The exercise ▸ Make an exact copy of all the material below, apart from the pictures.

Extracted material ▸
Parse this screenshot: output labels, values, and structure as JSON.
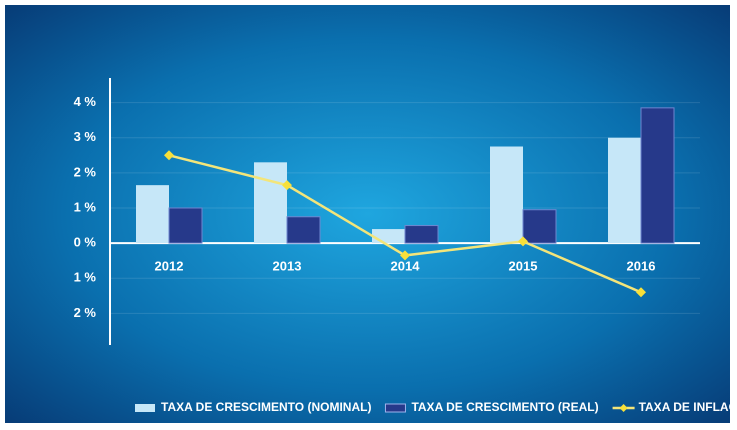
{
  "chart_data": {
    "type": "bar-line",
    "categories": [
      "2012",
      "2013",
      "2014",
      "2015",
      "2016"
    ],
    "series": [
      {
        "name": "TAXA DE CRESCIMENTO (NOMINAL)",
        "type": "bar",
        "color": "#c6e7f8",
        "values": [
          1.65,
          2.3,
          0.4,
          2.75,
          3.0
        ]
      },
      {
        "name": "TAXA DE CRESCIMENTO (REAL)",
        "type": "bar",
        "color": "#26398a",
        "values": [
          1.0,
          0.75,
          0.5,
          0.95,
          3.85
        ]
      },
      {
        "name": "TAXA DE INFLAÇÃO",
        "type": "line",
        "color": "#f3e57a",
        "values": [
          2.5,
          1.65,
          -0.35,
          0.05,
          -1.4
        ]
      }
    ],
    "ylim": [
      -2.9,
      4.7
    ],
    "yticks": [
      {
        "value": 4,
        "label": "4 %"
      },
      {
        "value": 3,
        "label": "3 %"
      },
      {
        "value": 2,
        "label": "2 %"
      },
      {
        "value": 1,
        "label": "1 %"
      },
      {
        "value": 0,
        "label": "0 %"
      },
      {
        "value": -1,
        "label": "1 %"
      },
      {
        "value": -2,
        "label": "2 %"
      }
    ],
    "grid": true
  }
}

Complete response ▸
Parse this screenshot: output labels, values, and structure as JSON.
{
  "chart_data": {
    "type": "bar-line",
    "categories": [
      "2012",
      "2013",
      "2014",
      "2015",
      "2016"
    ],
    "series": [
      {
        "name": "TAXA DE CRESCIMENTO (NOMINAL)",
        "type": "bar",
        "color": "#c6e7f8",
        "values": [
          1.65,
          2.3,
          0.4,
          2.75,
          3.0
        ]
      },
      {
        "name": "TAXA DE CRESCIMENTO (REAL)",
        "type": "bar",
        "color": "#26398a",
        "values": [
          1.0,
          0.75,
          0.5,
          0.95,
          3.85
        ]
      },
      {
        "name": "TAXA DE INFLAÇÃO",
        "type": "line",
        "color": "#f3e57a",
        "values": [
          2.5,
          1.65,
          -0.35,
          0.05,
          -1.4
        ]
      }
    ],
    "ylim": [
      -2.9,
      4.7
    ],
    "yticks": [
      {
        "value": 4,
        "label": "4 %"
      },
      {
        "value": 3,
        "label": "3 %"
      },
      {
        "value": 2,
        "label": "2 %"
      },
      {
        "value": 1,
        "label": "1 %"
      },
      {
        "value": 0,
        "label": "0 %"
      },
      {
        "value": -1,
        "label": "1 %"
      },
      {
        "value": -2,
        "label": "2 %"
      }
    ],
    "grid": true
  }
}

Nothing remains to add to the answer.